::: RECORDS SUPPLIED
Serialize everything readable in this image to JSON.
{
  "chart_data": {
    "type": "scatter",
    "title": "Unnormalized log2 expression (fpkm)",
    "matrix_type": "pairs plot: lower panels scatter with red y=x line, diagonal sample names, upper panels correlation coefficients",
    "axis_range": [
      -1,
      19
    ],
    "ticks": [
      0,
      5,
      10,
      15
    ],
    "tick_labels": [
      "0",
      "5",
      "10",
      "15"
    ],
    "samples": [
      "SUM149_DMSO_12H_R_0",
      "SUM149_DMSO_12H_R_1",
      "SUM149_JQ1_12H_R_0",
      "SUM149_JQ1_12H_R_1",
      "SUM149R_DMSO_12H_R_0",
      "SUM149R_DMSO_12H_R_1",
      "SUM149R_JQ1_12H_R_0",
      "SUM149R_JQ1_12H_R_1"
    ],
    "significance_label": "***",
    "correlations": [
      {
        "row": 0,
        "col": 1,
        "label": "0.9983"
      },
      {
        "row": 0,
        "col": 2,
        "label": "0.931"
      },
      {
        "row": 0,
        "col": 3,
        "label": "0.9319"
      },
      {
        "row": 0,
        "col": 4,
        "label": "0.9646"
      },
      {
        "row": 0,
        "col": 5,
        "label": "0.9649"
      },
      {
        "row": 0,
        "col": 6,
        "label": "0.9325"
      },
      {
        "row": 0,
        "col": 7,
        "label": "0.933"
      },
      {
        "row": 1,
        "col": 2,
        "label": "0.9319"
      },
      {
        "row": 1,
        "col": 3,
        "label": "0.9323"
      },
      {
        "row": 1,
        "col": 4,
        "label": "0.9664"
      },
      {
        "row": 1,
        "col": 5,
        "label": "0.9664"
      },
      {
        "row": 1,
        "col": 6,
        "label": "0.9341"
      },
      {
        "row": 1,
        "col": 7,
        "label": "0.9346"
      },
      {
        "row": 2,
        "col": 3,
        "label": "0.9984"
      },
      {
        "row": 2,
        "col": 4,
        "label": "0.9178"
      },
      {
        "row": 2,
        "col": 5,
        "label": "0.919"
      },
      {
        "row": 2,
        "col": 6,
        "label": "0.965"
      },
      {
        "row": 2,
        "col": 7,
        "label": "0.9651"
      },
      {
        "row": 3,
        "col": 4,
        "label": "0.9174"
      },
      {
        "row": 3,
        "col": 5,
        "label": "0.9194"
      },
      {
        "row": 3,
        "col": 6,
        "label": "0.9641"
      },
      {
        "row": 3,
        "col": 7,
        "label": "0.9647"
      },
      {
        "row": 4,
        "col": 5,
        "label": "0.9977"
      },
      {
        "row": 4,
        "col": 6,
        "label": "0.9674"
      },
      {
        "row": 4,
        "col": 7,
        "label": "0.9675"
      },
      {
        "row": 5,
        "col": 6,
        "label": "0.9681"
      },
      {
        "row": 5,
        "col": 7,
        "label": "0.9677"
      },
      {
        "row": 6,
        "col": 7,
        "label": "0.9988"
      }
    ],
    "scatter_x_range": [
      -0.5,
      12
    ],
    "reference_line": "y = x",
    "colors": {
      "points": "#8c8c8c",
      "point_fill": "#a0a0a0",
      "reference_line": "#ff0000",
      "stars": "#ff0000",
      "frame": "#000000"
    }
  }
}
::::::
WRITTEN EXERCISE: Copy all data exactly, start to finish.

COMPLETED TASK:
Serialize everything readable in this image to JSON.
{
  "chart_data": {
    "type": "scatter",
    "title": "Unnormalized log2 expression (fpkm)",
    "matrix_type": "pairs plot: lower panels scatter with red y=x line, diagonal sample names, upper panels correlation coefficients",
    "axis_range": [
      -1,
      19
    ],
    "ticks": [
      0,
      5,
      10,
      15
    ],
    "tick_labels": [
      "0",
      "5",
      "10",
      "15"
    ],
    "samples": [
      "SUM149_DMSO_12H_R_0",
      "SUM149_DMSO_12H_R_1",
      "SUM149_JQ1_12H_R_0",
      "SUM149_JQ1_12H_R_1",
      "SUM149R_DMSO_12H_R_0",
      "SUM149R_DMSO_12H_R_1",
      "SUM149R_JQ1_12H_R_0",
      "SUM149R_JQ1_12H_R_1"
    ],
    "significance_label": "***",
    "correlations": [
      {
        "row": 0,
        "col": 1,
        "label": "0.9983"
      },
      {
        "row": 0,
        "col": 2,
        "label": "0.931"
      },
      {
        "row": 0,
        "col": 3,
        "label": "0.9319"
      },
      {
        "row": 0,
        "col": 4,
        "label": "0.9646"
      },
      {
        "row": 0,
        "col": 5,
        "label": "0.9649"
      },
      {
        "row": 0,
        "col": 6,
        "label": "0.9325"
      },
      {
        "row": 0,
        "col": 7,
        "label": "0.933"
      },
      {
        "row": 1,
        "col": 2,
        "label": "0.9319"
      },
      {
        "row": 1,
        "col": 3,
        "label": "0.9323"
      },
      {
        "row": 1,
        "col": 4,
        "label": "0.9664"
      },
      {
        "row": 1,
        "col": 5,
        "label": "0.9664"
      },
      {
        "row": 1,
        "col": 6,
        "label": "0.9341"
      },
      {
        "row": 1,
        "col": 7,
        "label": "0.9346"
      },
      {
        "row": 2,
        "col": 3,
        "label": "0.9984"
      },
      {
        "row": 2,
        "col": 4,
        "label": "0.9178"
      },
      {
        "row": 2,
        "col": 5,
        "label": "0.919"
      },
      {
        "row": 2,
        "col": 6,
        "label": "0.965"
      },
      {
        "row": 2,
        "col": 7,
        "label": "0.9651"
      },
      {
        "row": 3,
        "col": 4,
        "label": "0.9174"
      },
      {
        "row": 3,
        "col": 5,
        "label": "0.9194"
      },
      {
        "row": 3,
        "col": 6,
        "label": "0.9641"
      },
      {
        "row": 3,
        "col": 7,
        "label": "0.9647"
      },
      {
        "row": 4,
        "col": 5,
        "label": "0.9977"
      },
      {
        "row": 4,
        "col": 6,
        "label": "0.9674"
      },
      {
        "row": 4,
        "col": 7,
        "label": "0.9675"
      },
      {
        "row": 5,
        "col": 6,
        "label": "0.9681"
      },
      {
        "row": 5,
        "col": 7,
        "label": "0.9677"
      },
      {
        "row": 6,
        "col": 7,
        "label": "0.9988"
      }
    ],
    "scatter_x_range": [
      -0.5,
      12
    ],
    "reference_line": "y = x",
    "colors": {
      "points": "#8c8c8c",
      "point_fill": "#a0a0a0",
      "reference_line": "#ff0000",
      "stars": "#ff0000",
      "frame": "#000000"
    }
  }
}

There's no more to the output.